## Brief
Lines containing the string "database" are to be collected in full.

## Source material

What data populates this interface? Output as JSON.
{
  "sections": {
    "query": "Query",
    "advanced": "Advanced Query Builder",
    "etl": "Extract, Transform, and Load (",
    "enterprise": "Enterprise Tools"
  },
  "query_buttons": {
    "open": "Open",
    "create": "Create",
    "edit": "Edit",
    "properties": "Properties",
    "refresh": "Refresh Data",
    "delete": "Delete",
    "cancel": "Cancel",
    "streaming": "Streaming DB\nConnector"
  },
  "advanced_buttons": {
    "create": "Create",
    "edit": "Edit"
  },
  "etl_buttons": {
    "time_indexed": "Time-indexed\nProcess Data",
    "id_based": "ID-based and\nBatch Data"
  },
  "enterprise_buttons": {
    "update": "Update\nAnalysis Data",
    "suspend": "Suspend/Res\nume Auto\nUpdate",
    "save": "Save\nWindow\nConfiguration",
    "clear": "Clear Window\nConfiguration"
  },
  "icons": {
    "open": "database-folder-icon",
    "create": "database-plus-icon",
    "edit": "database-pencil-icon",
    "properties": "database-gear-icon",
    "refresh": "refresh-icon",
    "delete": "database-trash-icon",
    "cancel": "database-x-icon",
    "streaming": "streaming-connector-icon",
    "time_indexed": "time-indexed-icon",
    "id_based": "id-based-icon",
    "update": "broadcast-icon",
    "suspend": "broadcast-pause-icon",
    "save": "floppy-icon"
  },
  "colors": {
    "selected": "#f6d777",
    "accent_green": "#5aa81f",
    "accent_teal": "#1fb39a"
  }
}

## Solution for this exercise
    "open": "database-folder-icon",
    "create": "database-plus-icon",
    "edit": "database-pencil-icon",
    "properties": "database-gear-icon",
    "delete": "database-trash-icon",
    "cancel": "database-x-icon",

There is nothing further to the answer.